Extracts from a graphics dataset
----

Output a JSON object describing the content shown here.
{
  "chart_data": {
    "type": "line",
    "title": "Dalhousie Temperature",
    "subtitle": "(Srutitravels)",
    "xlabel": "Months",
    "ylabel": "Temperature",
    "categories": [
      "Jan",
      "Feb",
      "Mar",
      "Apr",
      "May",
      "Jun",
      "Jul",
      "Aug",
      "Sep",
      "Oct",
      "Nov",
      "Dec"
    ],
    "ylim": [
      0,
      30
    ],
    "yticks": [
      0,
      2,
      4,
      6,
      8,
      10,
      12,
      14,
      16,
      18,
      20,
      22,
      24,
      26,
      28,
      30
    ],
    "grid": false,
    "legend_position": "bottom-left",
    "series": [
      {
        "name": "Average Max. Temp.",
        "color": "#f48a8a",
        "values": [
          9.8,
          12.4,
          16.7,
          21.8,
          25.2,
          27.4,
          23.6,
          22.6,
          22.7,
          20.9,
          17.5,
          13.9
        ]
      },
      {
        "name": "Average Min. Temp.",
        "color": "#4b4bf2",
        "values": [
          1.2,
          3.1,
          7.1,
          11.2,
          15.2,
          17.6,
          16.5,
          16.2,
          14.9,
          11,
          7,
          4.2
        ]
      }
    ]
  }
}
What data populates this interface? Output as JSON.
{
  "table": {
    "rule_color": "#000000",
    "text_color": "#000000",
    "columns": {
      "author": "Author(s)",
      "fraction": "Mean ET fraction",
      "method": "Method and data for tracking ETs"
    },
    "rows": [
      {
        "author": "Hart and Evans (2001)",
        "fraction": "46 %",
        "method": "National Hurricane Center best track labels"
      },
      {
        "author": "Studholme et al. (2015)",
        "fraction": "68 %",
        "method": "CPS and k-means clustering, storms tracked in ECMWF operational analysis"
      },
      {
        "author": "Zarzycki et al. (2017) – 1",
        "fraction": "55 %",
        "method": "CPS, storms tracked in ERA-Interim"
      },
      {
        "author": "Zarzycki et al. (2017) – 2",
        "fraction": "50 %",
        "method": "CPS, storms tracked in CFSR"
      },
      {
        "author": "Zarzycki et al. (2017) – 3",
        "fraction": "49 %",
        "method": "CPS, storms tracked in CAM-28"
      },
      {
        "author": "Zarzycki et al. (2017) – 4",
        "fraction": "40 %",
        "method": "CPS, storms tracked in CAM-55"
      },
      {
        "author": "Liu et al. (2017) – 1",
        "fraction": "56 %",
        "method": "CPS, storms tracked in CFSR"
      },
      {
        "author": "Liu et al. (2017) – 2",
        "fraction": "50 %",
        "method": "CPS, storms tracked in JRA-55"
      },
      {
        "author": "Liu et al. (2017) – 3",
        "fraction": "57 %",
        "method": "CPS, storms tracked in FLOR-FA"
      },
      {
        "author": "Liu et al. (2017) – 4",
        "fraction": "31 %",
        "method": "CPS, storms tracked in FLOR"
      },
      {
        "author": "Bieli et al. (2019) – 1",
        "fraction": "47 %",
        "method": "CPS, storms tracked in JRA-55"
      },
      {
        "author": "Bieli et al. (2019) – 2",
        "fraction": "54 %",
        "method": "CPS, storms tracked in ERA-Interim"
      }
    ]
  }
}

----

Brief:
Give an exact repetition of all the material.

Output of the task:
Output a JSON object describing the content shown here.
{
  "chart_data": {
    "type": "line",
    "title": "Dalhousie Temperature",
    "subtitle": "(Srutitravels)",
    "xlabel": "Months",
    "ylabel": "Temperature",
    "categories": [
      "Jan",
      "Feb",
      "Mar",
      "Apr",
      "May",
      "Jun",
      "Jul",
      "Aug",
      "Sep",
      "Oct",
      "Nov",
      "Dec"
    ],
    "ylim": [
      0,
      30
    ],
    "yticks": [
      0,
      2,
      4,
      6,
      8,
      10,
      12,
      14,
      16,
      18,
      20,
      22,
      24,
      26,
      28,
      30
    ],
    "grid": false,
    "legend_position": "bottom-left",
    "series": [
      {
        "name": "Average Max. Temp.",
        "color": "#f48a8a",
        "values": [
          9.8,
          12.4,
          16.7,
          21.8,
          25.2,
          27.4,
          23.6,
          22.6,
          22.7,
          20.9,
          17.5,
          13.9
        ]
      },
      {
        "name": "Average Min. Temp.",
        "color": "#4b4bf2",
        "values": [
          1.2,
          3.1,
          7.1,
          11.2,
          15.2,
          17.6,
          16.5,
          16.2,
          14.9,
          11,
          7,
          4.2
        ]
      }
    ]
  }
}
What data populates this interface? Output as JSON.
{
  "table": {
    "rule_color": "#000000",
    "text_color": "#000000",
    "columns": {
      "author": "Author(s)",
      "fraction": "Mean ET fraction",
      "method": "Method and data for tracking ETs"
    },
    "rows": [
      {
        "author": "Hart and Evans (2001)",
        "fraction": "46 %",
        "method": "National Hurricane Center best track labels"
      },
      {
        "author": "Studholme et al. (2015)",
        "fraction": "68 %",
        "method": "CPS and k-means clustering, storms tracked in ECMWF operational analysis"
      },
      {
        "author": "Zarzycki et al. (2017) – 1",
        "fraction": "55 %",
        "method": "CPS, storms tracked in ERA-Interim"
      },
      {
        "author": "Zarzycki et al. (2017) – 2",
        "fraction": "50 %",
        "method": "CPS, storms tracked in CFSR"
      },
      {
        "author": "Zarzycki et al. (2017) – 3",
        "fraction": "49 %",
        "method": "CPS, storms tracked in CAM-28"
      },
      {
        "author": "Zarzycki et al. (2017) – 4",
        "fraction": "40 %",
        "method": "CPS, storms tracked in CAM-55"
      },
      {
        "author": "Liu et al. (2017) – 1",
        "fraction": "56 %",
        "method": "CPS, storms tracked in CFSR"
      },
      {
        "author": "Liu et al. (2017) – 2",
        "fraction": "50 %",
        "method": "CPS, storms tracked in JRA-55"
      },
      {
        "author": "Liu et al. (2017) – 3",
        "fraction": "57 %",
        "method": "CPS, storms tracked in FLOR-FA"
      },
      {
        "author": "Liu et al. (2017) – 4",
        "fraction": "31 %",
        "method": "CPS, storms tracked in FLOR"
      },
      {
        "author": "Bieli et al. (2019) – 1",
        "fraction": "47 %",
        "method": "CPS, storms tracked in JRA-55"
      },
      {
        "author": "Bieli et al. (2019) – 2",
        "fraction": "54 %",
        "method": "CPS, storms tracked in ERA-Interim"
      }
    ]
  }
}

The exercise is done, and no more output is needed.